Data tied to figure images
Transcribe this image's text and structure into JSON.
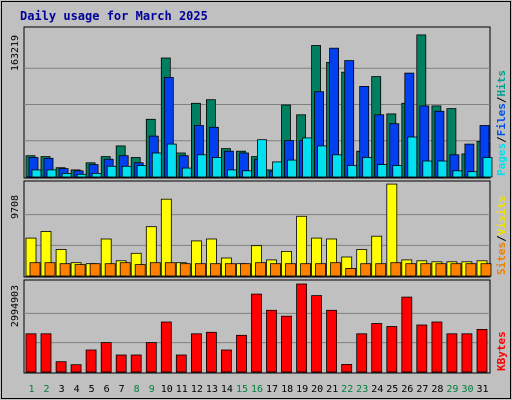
{
  "chart_data": {
    "type": "bar",
    "title": "Daily usage for March 2025",
    "categories": [
      "1",
      "2",
      "3",
      "4",
      "5",
      "6",
      "7",
      "8",
      "9",
      "10",
      "11",
      "12",
      "13",
      "14",
      "15",
      "16",
      "17",
      "18",
      "19",
      "20",
      "21",
      "22",
      "23",
      "24",
      "25",
      "26",
      "27",
      "28",
      "29",
      "30",
      "31"
    ],
    "weekend_days": [
      "1",
      "2",
      "8",
      "9",
      "15",
      "16",
      "22",
      "23",
      "29",
      "30"
    ],
    "panels": [
      {
        "name": "hits-files-pages",
        "ymax_label": "163219",
        "ylim": [
          0,
          163219
        ],
        "legend": [
          {
            "label": "Hits",
            "color": "#00a090"
          },
          {
            "label": "/",
            "color": "#000000"
          },
          {
            "label": "Files",
            "color": "#0050e8"
          },
          {
            "label": "/",
            "color": "#000000"
          },
          {
            "label": "Pages",
            "color": "#00e0f0"
          }
        ],
        "series": [
          {
            "name": "Hits",
            "color": "#008060",
            "values": [
              24000,
              23000,
              10500,
              8000,
              16000,
              23000,
              35000,
              22000,
              65000,
              134000,
              27000,
              83000,
              87000,
              32000,
              29000,
              23000,
              8000,
              81000,
              70000,
              148000,
              129000,
              118000,
              29000,
              113000,
              71000,
              83000,
              160000,
              80000,
              77000,
              26000,
              40000
            ]
          },
          {
            "name": "Files",
            "color": "#0040f0",
            "values": [
              22000,
              21000,
              9500,
              7000,
              14000,
              20000,
              24000,
              16000,
              46000,
              112000,
              24000,
              58000,
              56000,
              29000,
              27000,
              20000,
              6500,
              41000,
              41000,
              96000,
              145000,
              131000,
              102000,
              70000,
              60000,
              117000,
              80000,
              74000,
              25000,
              37000,
              58000
            ]
          },
          {
            "name": "Pages",
            "color": "#00e0f0",
            "values": [
              8000,
              8000,
              4000,
              3000,
              4000,
              12000,
              12000,
              13000,
              27000,
              37000,
              10000,
              25000,
              22000,
              8000,
              7000,
              42000,
              17000,
              19000,
              44000,
              35000,
              25000,
              13000,
              22000,
              14000,
              13000,
              45000,
              18000,
              18000,
              7000,
              6000,
              22000
            ]
          }
        ]
      },
      {
        "name": "visits-sites",
        "ymax_label": "9708",
        "ylim": [
          0,
          9708
        ],
        "legend": [
          {
            "label": "Visits",
            "color": "#f0e000"
          },
          {
            "label": "/",
            "color": "#000000"
          },
          {
            "label": "Sites",
            "color": "#f08000"
          }
        ],
        "series": [
          {
            "name": "Visits",
            "color": "#ffff00",
            "values": [
              4000,
              4700,
              2800,
              1400,
              1300,
              3900,
              1600,
              2400,
              5200,
              8100,
              1400,
              3700,
              3900,
              1900,
              1300,
              3200,
              1700,
              2600,
              6300,
              4000,
              3900,
              2000,
              2800,
              4200,
              9700,
              1700,
              1600,
              1500,
              1500,
              1500,
              1600
            ]
          },
          {
            "name": "Sites",
            "color": "#ff8000",
            "values": [
              1400,
              1400,
              1300,
              1200,
              1300,
              1300,
              1400,
              1200,
              1400,
              1400,
              1300,
              1300,
              1300,
              1300,
              1300,
              1400,
              1300,
              1300,
              1300,
              1300,
              1400,
              800,
              1300,
              1300,
              1400,
              1300,
              1300,
              1300,
              1300,
              1300,
              1300
            ]
          }
        ]
      },
      {
        "name": "kbytes",
        "ymax_label": "2994903",
        "ylim": [
          0,
          2994903
        ],
        "legend": [
          {
            "label": "KBytes",
            "color": "#ff0000"
          }
        ],
        "series": [
          {
            "name": "KBytes",
            "color": "#ff0000",
            "values": [
              1300000,
              1300000,
              350000,
              250000,
              750000,
              1000000,
              580000,
              580000,
              1000000,
              1700000,
              580000,
              1300000,
              1350000,
              750000,
              1250000,
              2650000,
              2100000,
              1900000,
              2994903,
              2600000,
              2100000,
              260000,
              1300000,
              1650000,
              1550000,
              2550000,
              1600000,
              1700000,
              1300000,
              1300000,
              1450000
            ]
          }
        ]
      }
    ]
  }
}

What is expected:
Transcribe the listing in full and omit the pictures.

Exercise response:
Transcribe this image's text and structure into JSON.
{
  "chart_data": {
    "type": "bar",
    "title": "Daily usage for March 2025",
    "categories": [
      "1",
      "2",
      "3",
      "4",
      "5",
      "6",
      "7",
      "8",
      "9",
      "10",
      "11",
      "12",
      "13",
      "14",
      "15",
      "16",
      "17",
      "18",
      "19",
      "20",
      "21",
      "22",
      "23",
      "24",
      "25",
      "26",
      "27",
      "28",
      "29",
      "30",
      "31"
    ],
    "weekend_days": [
      "1",
      "2",
      "8",
      "9",
      "15",
      "16",
      "22",
      "23",
      "29",
      "30"
    ],
    "panels": [
      {
        "name": "hits-files-pages",
        "ymax_label": "163219",
        "ylim": [
          0,
          163219
        ],
        "legend": [
          {
            "label": "Hits",
            "color": "#00a090"
          },
          {
            "label": "/",
            "color": "#000000"
          },
          {
            "label": "Files",
            "color": "#0050e8"
          },
          {
            "label": "/",
            "color": "#000000"
          },
          {
            "label": "Pages",
            "color": "#00e0f0"
          }
        ],
        "series": [
          {
            "name": "Hits",
            "color": "#008060",
            "values": [
              24000,
              23000,
              10500,
              8000,
              16000,
              23000,
              35000,
              22000,
              65000,
              134000,
              27000,
              83000,
              87000,
              32000,
              29000,
              23000,
              8000,
              81000,
              70000,
              148000,
              129000,
              118000,
              29000,
              113000,
              71000,
              83000,
              160000,
              80000,
              77000,
              26000,
              40000
            ]
          },
          {
            "name": "Files",
            "color": "#0040f0",
            "values": [
              22000,
              21000,
              9500,
              7000,
              14000,
              20000,
              24000,
              16000,
              46000,
              112000,
              24000,
              58000,
              56000,
              29000,
              27000,
              20000,
              6500,
              41000,
              41000,
              96000,
              145000,
              131000,
              102000,
              70000,
              60000,
              117000,
              80000,
              74000,
              25000,
              37000,
              58000
            ]
          },
          {
            "name": "Pages",
            "color": "#00e0f0",
            "values": [
              8000,
              8000,
              4000,
              3000,
              4000,
              12000,
              12000,
              13000,
              27000,
              37000,
              10000,
              25000,
              22000,
              8000,
              7000,
              42000,
              17000,
              19000,
              44000,
              35000,
              25000,
              13000,
              22000,
              14000,
              13000,
              45000,
              18000,
              18000,
              7000,
              6000,
              22000
            ]
          }
        ]
      },
      {
        "name": "visits-sites",
        "ymax_label": "9708",
        "ylim": [
          0,
          9708
        ],
        "legend": [
          {
            "label": "Visits",
            "color": "#f0e000"
          },
          {
            "label": "/",
            "color": "#000000"
          },
          {
            "label": "Sites",
            "color": "#f08000"
          }
        ],
        "series": [
          {
            "name": "Visits",
            "color": "#ffff00",
            "values": [
              4000,
              4700,
              2800,
              1400,
              1300,
              3900,
              1600,
              2400,
              5200,
              8100,
              1400,
              3700,
              3900,
              1900,
              1300,
              3200,
              1700,
              2600,
              6300,
              4000,
              3900,
              2000,
              2800,
              4200,
              9700,
              1700,
              1600,
              1500,
              1500,
              1500,
              1600
            ]
          },
          {
            "name": "Sites",
            "color": "#ff8000",
            "values": [
              1400,
              1400,
              1300,
              1200,
              1300,
              1300,
              1400,
              1200,
              1400,
              1400,
              1300,
              1300,
              1300,
              1300,
              1300,
              1400,
              1300,
              1300,
              1300,
              1300,
              1400,
              800,
              1300,
              1300,
              1400,
              1300,
              1300,
              1300,
              1300,
              1300,
              1300
            ]
          }
        ]
      },
      {
        "name": "kbytes",
        "ymax_label": "2994903",
        "ylim": [
          0,
          2994903
        ],
        "legend": [
          {
            "label": "KBytes",
            "color": "#ff0000"
          }
        ],
        "series": [
          {
            "name": "KBytes",
            "color": "#ff0000",
            "values": [
              1300000,
              1300000,
              350000,
              250000,
              750000,
              1000000,
              580000,
              580000,
              1000000,
              1700000,
              580000,
              1300000,
              1350000,
              750000,
              1250000,
              2650000,
              2100000,
              1900000,
              2994903,
              2600000,
              2100000,
              260000,
              1300000,
              1650000,
              1550000,
              2550000,
              1600000,
              1700000,
              1300000,
              1300000,
              1450000
            ]
          }
        ]
      }
    ]
  }
}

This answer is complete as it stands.